Raw records —
begin
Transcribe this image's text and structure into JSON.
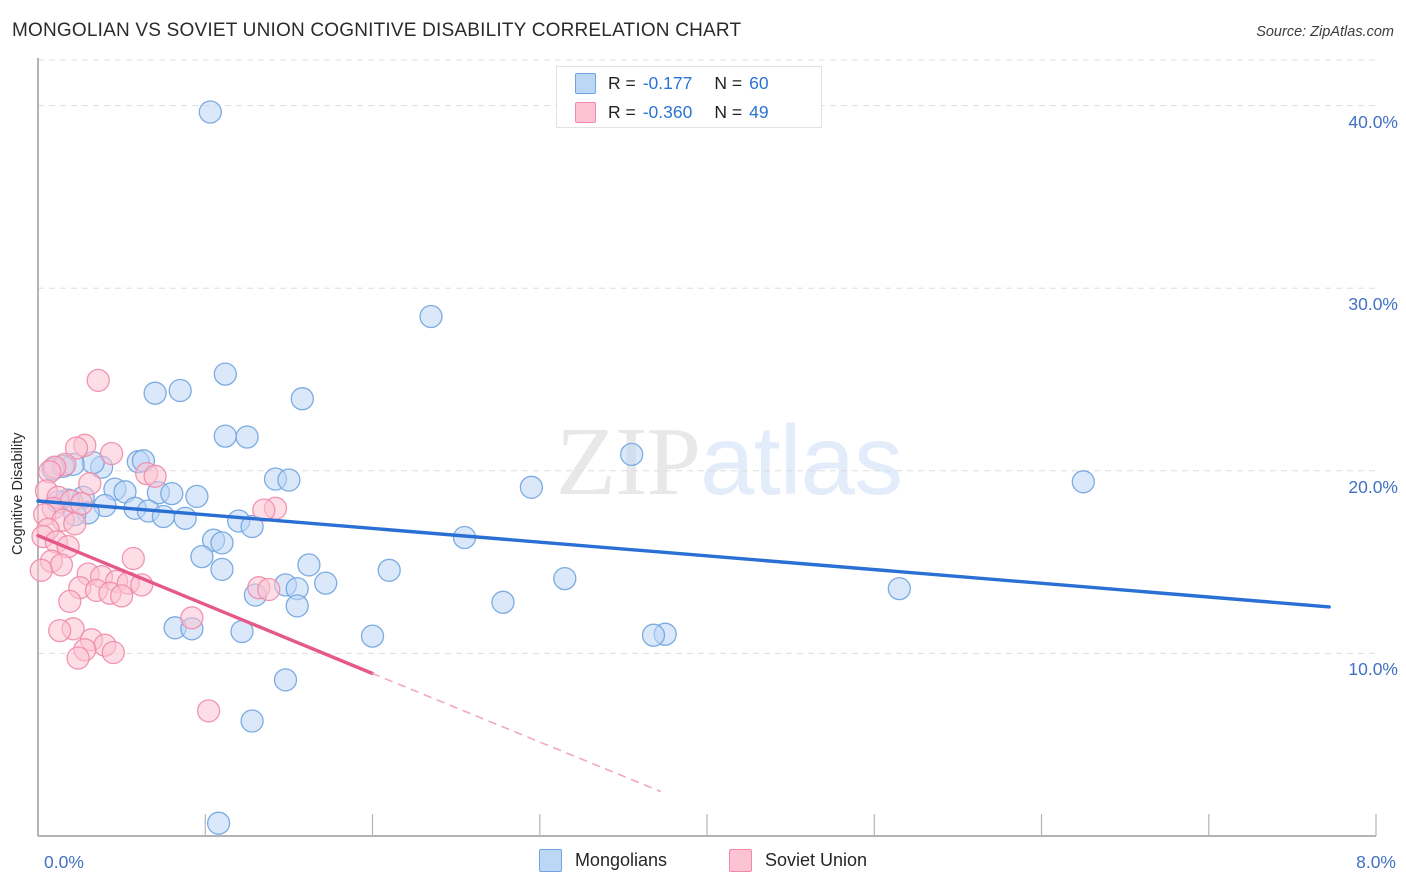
{
  "header": {
    "title": "MONGOLIAN VS SOVIET UNION COGNITIVE DISABILITY CORRELATION CHART",
    "source": "Source: ZipAtlas.com"
  },
  "watermark": {
    "part1": "ZIP",
    "part2": "atlas"
  },
  "legend_box": {
    "rows": [
      {
        "series": "Mongolians",
        "r_label": "R =",
        "r_value": "-0.177",
        "n_label": "N =",
        "n_value": "60",
        "color": "#bcd6f5"
      },
      {
        "series": "Soviet Union",
        "r_label": "R =",
        "r_value": "-0.360",
        "n_label": "N =",
        "n_value": "49",
        "color": "#fbc3d4"
      }
    ]
  },
  "bottom_legend": [
    {
      "label": "Mongolians",
      "color": "#bcd6f5"
    },
    {
      "label": "Soviet Union",
      "color": "#fbc3d4"
    }
  ],
  "axis": {
    "y_title": "Cognitive Disability",
    "y_ticks": [
      "40.0%",
      "30.0%",
      "20.0%",
      "10.0%"
    ],
    "x_ticks": [
      "0.0%",
      "8.0%"
    ]
  },
  "chart_data": {
    "type": "scatter",
    "title": "MONGOLIAN VS SOVIET UNION COGNITIVE DISABILITY CORRELATION CHART",
    "xlabel": "",
    "ylabel": "Cognitive Disability",
    "xlim": [
      0.0,
      8.0
    ],
    "ylim": [
      0.0,
      42.5
    ],
    "x_tick_values": [
      0.0,
      8.0
    ],
    "y_tick_values": [
      10.0,
      20.0,
      30.0,
      40.0
    ],
    "x_unit": "%",
    "y_unit": "%",
    "grid": "horizontal-dashed",
    "legend_position": "bottom-center",
    "series": [
      {
        "name": "Mongolians",
        "color": "#bcd6f5",
        "edge_color": "#6fa4de",
        "r": -0.177,
        "n": 60,
        "trendline": {
          "x0": 0.0,
          "y0": 18.35,
          "x1": 7.72,
          "y1": 12.55,
          "style": "solid",
          "color": "#2a6fd4"
        },
        "points": [
          [
            1.03,
            39.65
          ],
          [
            2.35,
            28.45
          ],
          [
            1.12,
            25.3
          ],
          [
            0.7,
            24.25
          ],
          [
            0.85,
            24.4
          ],
          [
            1.58,
            23.95
          ],
          [
            1.12,
            21.9
          ],
          [
            1.25,
            21.85
          ],
          [
            3.55,
            20.9
          ],
          [
            0.6,
            20.5
          ],
          [
            0.63,
            20.55
          ],
          [
            0.38,
            20.2
          ],
          [
            0.33,
            20.45
          ],
          [
            0.21,
            20.35
          ],
          [
            0.15,
            20.25
          ],
          [
            0.09,
            20.1
          ],
          [
            1.42,
            19.55
          ],
          [
            1.5,
            19.5
          ],
          [
            6.25,
            19.4
          ],
          [
            2.95,
            19.1
          ],
          [
            0.46,
            19.0
          ],
          [
            0.52,
            18.85
          ],
          [
            0.72,
            18.8
          ],
          [
            0.8,
            18.75
          ],
          [
            0.95,
            18.6
          ],
          [
            0.27,
            18.55
          ],
          [
            0.18,
            18.4
          ],
          [
            0.12,
            18.3
          ],
          [
            0.4,
            18.1
          ],
          [
            0.58,
            17.95
          ],
          [
            0.66,
            17.8
          ],
          [
            0.3,
            17.7
          ],
          [
            0.22,
            17.6
          ],
          [
            0.75,
            17.5
          ],
          [
            0.88,
            17.4
          ],
          [
            1.2,
            17.25
          ],
          [
            1.28,
            16.95
          ],
          [
            2.55,
            16.35
          ],
          [
            1.05,
            16.2
          ],
          [
            1.1,
            16.05
          ],
          [
            0.98,
            15.3
          ],
          [
            1.62,
            14.85
          ],
          [
            1.1,
            14.6
          ],
          [
            2.1,
            14.55
          ],
          [
            3.15,
            14.1
          ],
          [
            1.72,
            13.85
          ],
          [
            1.48,
            13.75
          ],
          [
            1.55,
            13.55
          ],
          [
            5.15,
            13.55
          ],
          [
            1.3,
            13.2
          ],
          [
            2.78,
            12.8
          ],
          [
            1.55,
            12.6
          ],
          [
            0.82,
            11.4
          ],
          [
            0.92,
            11.35
          ],
          [
            1.22,
            11.2
          ],
          [
            3.75,
            11.05
          ],
          [
            3.68,
            11.0
          ],
          [
            2.0,
            10.95
          ],
          [
            1.48,
            8.55
          ],
          [
            1.28,
            6.3
          ],
          [
            1.08,
            0.7
          ]
        ]
      },
      {
        "name": "Soviet Union",
        "color": "#fbc3d4",
        "edge_color": "#ef8ba9",
        "r": -0.36,
        "n": 49,
        "trendline": {
          "x0": 0.0,
          "y0": 16.45,
          "x1": 2.0,
          "y1": 8.9,
          "style": "solid",
          "color": "#e4588a"
        },
        "trendline_extension": {
          "x0": 2.0,
          "y0": 8.9,
          "x1": 3.72,
          "y1": 2.45,
          "style": "dashed",
          "color": "#f0a9c0"
        },
        "points": [
          [
            0.36,
            24.95
          ],
          [
            0.28,
            21.4
          ],
          [
            0.23,
            21.25
          ],
          [
            0.44,
            20.95
          ],
          [
            0.65,
            19.85
          ],
          [
            0.7,
            19.7
          ],
          [
            0.16,
            20.35
          ],
          [
            0.1,
            20.2
          ],
          [
            0.07,
            19.95
          ],
          [
            0.31,
            19.3
          ],
          [
            0.05,
            18.9
          ],
          [
            0.12,
            18.55
          ],
          [
            0.2,
            18.35
          ],
          [
            0.26,
            18.2
          ],
          [
            0.09,
            17.95
          ],
          [
            0.04,
            17.6
          ],
          [
            1.42,
            17.95
          ],
          [
            1.35,
            17.85
          ],
          [
            0.15,
            17.3
          ],
          [
            0.22,
            17.1
          ],
          [
            0.06,
            16.8
          ],
          [
            0.03,
            16.4
          ],
          [
            0.11,
            16.1
          ],
          [
            0.18,
            15.85
          ],
          [
            0.57,
            15.2
          ],
          [
            0.08,
            15.05
          ],
          [
            0.14,
            14.85
          ],
          [
            0.02,
            14.55
          ],
          [
            0.3,
            14.35
          ],
          [
            0.38,
            14.2
          ],
          [
            0.47,
            13.95
          ],
          [
            0.54,
            13.85
          ],
          [
            0.62,
            13.75
          ],
          [
            0.25,
            13.6
          ],
          [
            0.35,
            13.45
          ],
          [
            0.43,
            13.3
          ],
          [
            1.32,
            13.6
          ],
          [
            1.38,
            13.5
          ],
          [
            0.5,
            13.15
          ],
          [
            0.19,
            12.85
          ],
          [
            0.92,
            11.95
          ],
          [
            0.21,
            11.35
          ],
          [
            0.13,
            11.25
          ],
          [
            0.32,
            10.75
          ],
          [
            0.4,
            10.45
          ],
          [
            0.28,
            10.2
          ],
          [
            0.45,
            10.05
          ],
          [
            0.24,
            9.75
          ],
          [
            1.02,
            6.85
          ]
        ]
      }
    ]
  }
}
end
What the exercise asks —
Reproduce all the entries that precede this task, word for word, minus any pictures.

Output below —
Transcribe this image's text and structure into JSON.
{
  "header": {
    "title": "MONGOLIAN VS SOVIET UNION COGNITIVE DISABILITY CORRELATION CHART",
    "source": "Source: ZipAtlas.com"
  },
  "watermark": {
    "part1": "ZIP",
    "part2": "atlas"
  },
  "legend_box": {
    "rows": [
      {
        "series": "Mongolians",
        "r_label": "R =",
        "r_value": "-0.177",
        "n_label": "N =",
        "n_value": "60",
        "color": "#bcd6f5"
      },
      {
        "series": "Soviet Union",
        "r_label": "R =",
        "r_value": "-0.360",
        "n_label": "N =",
        "n_value": "49",
        "color": "#fbc3d4"
      }
    ]
  },
  "bottom_legend": [
    {
      "label": "Mongolians",
      "color": "#bcd6f5"
    },
    {
      "label": "Soviet Union",
      "color": "#fbc3d4"
    }
  ],
  "axis": {
    "y_title": "Cognitive Disability",
    "y_ticks": [
      "40.0%",
      "30.0%",
      "20.0%",
      "10.0%"
    ],
    "x_ticks": [
      "0.0%",
      "8.0%"
    ]
  },
  "chart_data": {
    "type": "scatter",
    "title": "MONGOLIAN VS SOVIET UNION COGNITIVE DISABILITY CORRELATION CHART",
    "xlabel": "",
    "ylabel": "Cognitive Disability",
    "xlim": [
      0.0,
      8.0
    ],
    "ylim": [
      0.0,
      42.5
    ],
    "x_tick_values": [
      0.0,
      8.0
    ],
    "y_tick_values": [
      10.0,
      20.0,
      30.0,
      40.0
    ],
    "x_unit": "%",
    "y_unit": "%",
    "grid": "horizontal-dashed",
    "legend_position": "bottom-center",
    "series": [
      {
        "name": "Mongolians",
        "color": "#bcd6f5",
        "edge_color": "#6fa4de",
        "r": -0.177,
        "n": 60,
        "trendline": {
          "x0": 0.0,
          "y0": 18.35,
          "x1": 7.72,
          "y1": 12.55,
          "style": "solid",
          "color": "#2a6fd4"
        },
        "points": [
          [
            1.03,
            39.65
          ],
          [
            2.35,
            28.45
          ],
          [
            1.12,
            25.3
          ],
          [
            0.7,
            24.25
          ],
          [
            0.85,
            24.4
          ],
          [
            1.58,
            23.95
          ],
          [
            1.12,
            21.9
          ],
          [
            1.25,
            21.85
          ],
          [
            3.55,
            20.9
          ],
          [
            0.6,
            20.5
          ],
          [
            0.63,
            20.55
          ],
          [
            0.38,
            20.2
          ],
          [
            0.33,
            20.45
          ],
          [
            0.21,
            20.35
          ],
          [
            0.15,
            20.25
          ],
          [
            0.09,
            20.1
          ],
          [
            1.42,
            19.55
          ],
          [
            1.5,
            19.5
          ],
          [
            6.25,
            19.4
          ],
          [
            2.95,
            19.1
          ],
          [
            0.46,
            19.0
          ],
          [
            0.52,
            18.85
          ],
          [
            0.72,
            18.8
          ],
          [
            0.8,
            18.75
          ],
          [
            0.95,
            18.6
          ],
          [
            0.27,
            18.55
          ],
          [
            0.18,
            18.4
          ],
          [
            0.12,
            18.3
          ],
          [
            0.4,
            18.1
          ],
          [
            0.58,
            17.95
          ],
          [
            0.66,
            17.8
          ],
          [
            0.3,
            17.7
          ],
          [
            0.22,
            17.6
          ],
          [
            0.75,
            17.5
          ],
          [
            0.88,
            17.4
          ],
          [
            1.2,
            17.25
          ],
          [
            1.28,
            16.95
          ],
          [
            2.55,
            16.35
          ],
          [
            1.05,
            16.2
          ],
          [
            1.1,
            16.05
          ],
          [
            0.98,
            15.3
          ],
          [
            1.62,
            14.85
          ],
          [
            1.1,
            14.6
          ],
          [
            2.1,
            14.55
          ],
          [
            3.15,
            14.1
          ],
          [
            1.72,
            13.85
          ],
          [
            1.48,
            13.75
          ],
          [
            1.55,
            13.55
          ],
          [
            5.15,
            13.55
          ],
          [
            1.3,
            13.2
          ],
          [
            2.78,
            12.8
          ],
          [
            1.55,
            12.6
          ],
          [
            0.82,
            11.4
          ],
          [
            0.92,
            11.35
          ],
          [
            1.22,
            11.2
          ],
          [
            3.75,
            11.05
          ],
          [
            3.68,
            11.0
          ],
          [
            2.0,
            10.95
          ],
          [
            1.48,
            8.55
          ],
          [
            1.28,
            6.3
          ],
          [
            1.08,
            0.7
          ]
        ]
      },
      {
        "name": "Soviet Union",
        "color": "#fbc3d4",
        "edge_color": "#ef8ba9",
        "r": -0.36,
        "n": 49,
        "trendline": {
          "x0": 0.0,
          "y0": 16.45,
          "x1": 2.0,
          "y1": 8.9,
          "style": "solid",
          "color": "#e4588a"
        },
        "trendline_extension": {
          "x0": 2.0,
          "y0": 8.9,
          "x1": 3.72,
          "y1": 2.45,
          "style": "dashed",
          "color": "#f0a9c0"
        },
        "points": [
          [
            0.36,
            24.95
          ],
          [
            0.28,
            21.4
          ],
          [
            0.23,
            21.25
          ],
          [
            0.44,
            20.95
          ],
          [
            0.65,
            19.85
          ],
          [
            0.7,
            19.7
          ],
          [
            0.16,
            20.35
          ],
          [
            0.1,
            20.2
          ],
          [
            0.07,
            19.95
          ],
          [
            0.31,
            19.3
          ],
          [
            0.05,
            18.9
          ],
          [
            0.12,
            18.55
          ],
          [
            0.2,
            18.35
          ],
          [
            0.26,
            18.2
          ],
          [
            0.09,
            17.95
          ],
          [
            0.04,
            17.6
          ],
          [
            1.42,
            17.95
          ],
          [
            1.35,
            17.85
          ],
          [
            0.15,
            17.3
          ],
          [
            0.22,
            17.1
          ],
          [
            0.06,
            16.8
          ],
          [
            0.03,
            16.4
          ],
          [
            0.11,
            16.1
          ],
          [
            0.18,
            15.85
          ],
          [
            0.57,
            15.2
          ],
          [
            0.08,
            15.05
          ],
          [
            0.14,
            14.85
          ],
          [
            0.02,
            14.55
          ],
          [
            0.3,
            14.35
          ],
          [
            0.38,
            14.2
          ],
          [
            0.47,
            13.95
          ],
          [
            0.54,
            13.85
          ],
          [
            0.62,
            13.75
          ],
          [
            0.25,
            13.6
          ],
          [
            0.35,
            13.45
          ],
          [
            0.43,
            13.3
          ],
          [
            1.32,
            13.6
          ],
          [
            1.38,
            13.5
          ],
          [
            0.5,
            13.15
          ],
          [
            0.19,
            12.85
          ],
          [
            0.92,
            11.95
          ],
          [
            0.21,
            11.35
          ],
          [
            0.13,
            11.25
          ],
          [
            0.32,
            10.75
          ],
          [
            0.4,
            10.45
          ],
          [
            0.28,
            10.2
          ],
          [
            0.45,
            10.05
          ],
          [
            0.24,
            9.75
          ],
          [
            1.02,
            6.85
          ]
        ]
      }
    ]
  }
}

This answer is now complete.